» DATA IN THIS EXERCISE:
——
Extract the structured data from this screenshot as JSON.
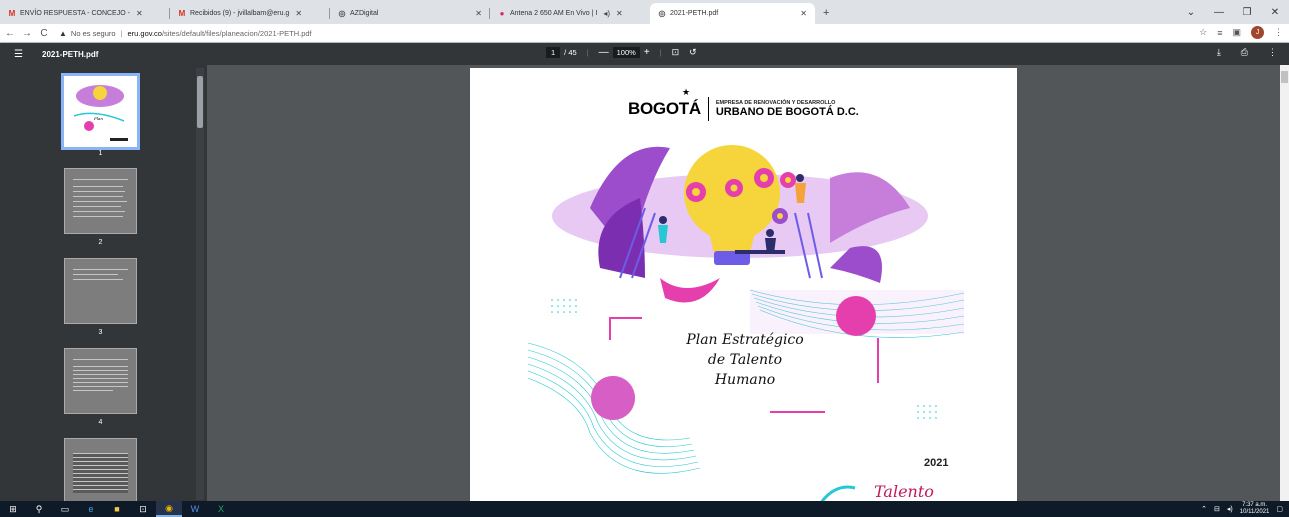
{
  "browser": {
    "tabs": [
      {
        "label": "ENVÍO RESPUESTA - CONCEJO -",
        "icon": "gmail-icon"
      },
      {
        "label": "Recibidos (9) - jvillalbam@eru.g",
        "icon": "gmail-icon"
      },
      {
        "label": "AZDigital",
        "icon": "globe-icon"
      },
      {
        "label": "Antena 2 650 AM En Vivo | I",
        "icon": "radio-icon"
      },
      {
        "label": "2021-PETH.pdf",
        "icon": "globe-icon"
      }
    ],
    "url": {
      "security": "No es seguro",
      "domain": "eru.gov.co",
      "path": "/sites/default/files/planeacion/2021-PETH.pdf"
    },
    "avatar_initial": "J"
  },
  "pdf": {
    "filename": "2021-PETH.pdf",
    "current_page": "1",
    "total_pages": "/ 45",
    "zoom": "100%",
    "thumbnails": [
      "1",
      "2",
      "3",
      "4"
    ]
  },
  "document": {
    "logo_city": "BOGOTÁ",
    "org_line1": "EMPRESA DE RENOVACIÓN Y DESARROLLO",
    "org_line2": "URBANO DE BOGOTÁ D.C.",
    "title_line1": "Plan Estratégico",
    "title_line2": "de Talento",
    "title_line3": "Humano",
    "year": "2021",
    "footer_word": "Talento"
  },
  "taskbar": {
    "time": "7:37 a.m.",
    "date": "10/11/2021"
  },
  "colors": {
    "accent_magenta": "#e53fae",
    "accent_purple": "#9c4dcc",
    "accent_cyan": "#28c7d6",
    "bulb_yellow": "#f6d43b",
    "toolbar": "#323639",
    "viewer_bg": "#525659"
  }
}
——
» GIVEN TASK: Pictures are to be left out; repeat all the remaining data exactly.

» EXPECTED OUTPUT:
Extract the structured data from this screenshot as JSON.
{
  "browser": {
    "tabs": [
      {
        "label": "ENVÍO RESPUESTA - CONCEJO -",
        "icon": "gmail-icon"
      },
      {
        "label": "Recibidos (9) - jvillalbam@eru.g",
        "icon": "gmail-icon"
      },
      {
        "label": "AZDigital",
        "icon": "globe-icon"
      },
      {
        "label": "Antena 2 650 AM En Vivo | I",
        "icon": "radio-icon"
      },
      {
        "label": "2021-PETH.pdf",
        "icon": "globe-icon"
      }
    ],
    "url": {
      "security": "No es seguro",
      "domain": "eru.gov.co",
      "path": "/sites/default/files/planeacion/2021-PETH.pdf"
    },
    "avatar_initial": "J"
  },
  "pdf": {
    "filename": "2021-PETH.pdf",
    "current_page": "1",
    "total_pages": "/ 45",
    "zoom": "100%",
    "thumbnails": [
      "1",
      "2",
      "3",
      "4"
    ]
  },
  "document": {
    "logo_city": "BOGOTÁ",
    "org_line1": "EMPRESA DE RENOVACIÓN Y DESARROLLO",
    "org_line2": "URBANO DE BOGOTÁ D.C.",
    "title_line1": "Plan Estratégico",
    "title_line2": "de Talento",
    "title_line3": "Humano",
    "year": "2021",
    "footer_word": "Talento"
  },
  "taskbar": {
    "time": "7:37 a.m.",
    "date": "10/11/2021"
  },
  "colors": {
    "accent_magenta": "#e53fae",
    "accent_purple": "#9c4dcc",
    "accent_cyan": "#28c7d6",
    "bulb_yellow": "#f6d43b",
    "toolbar": "#323639",
    "viewer_bg": "#525659"
  }
}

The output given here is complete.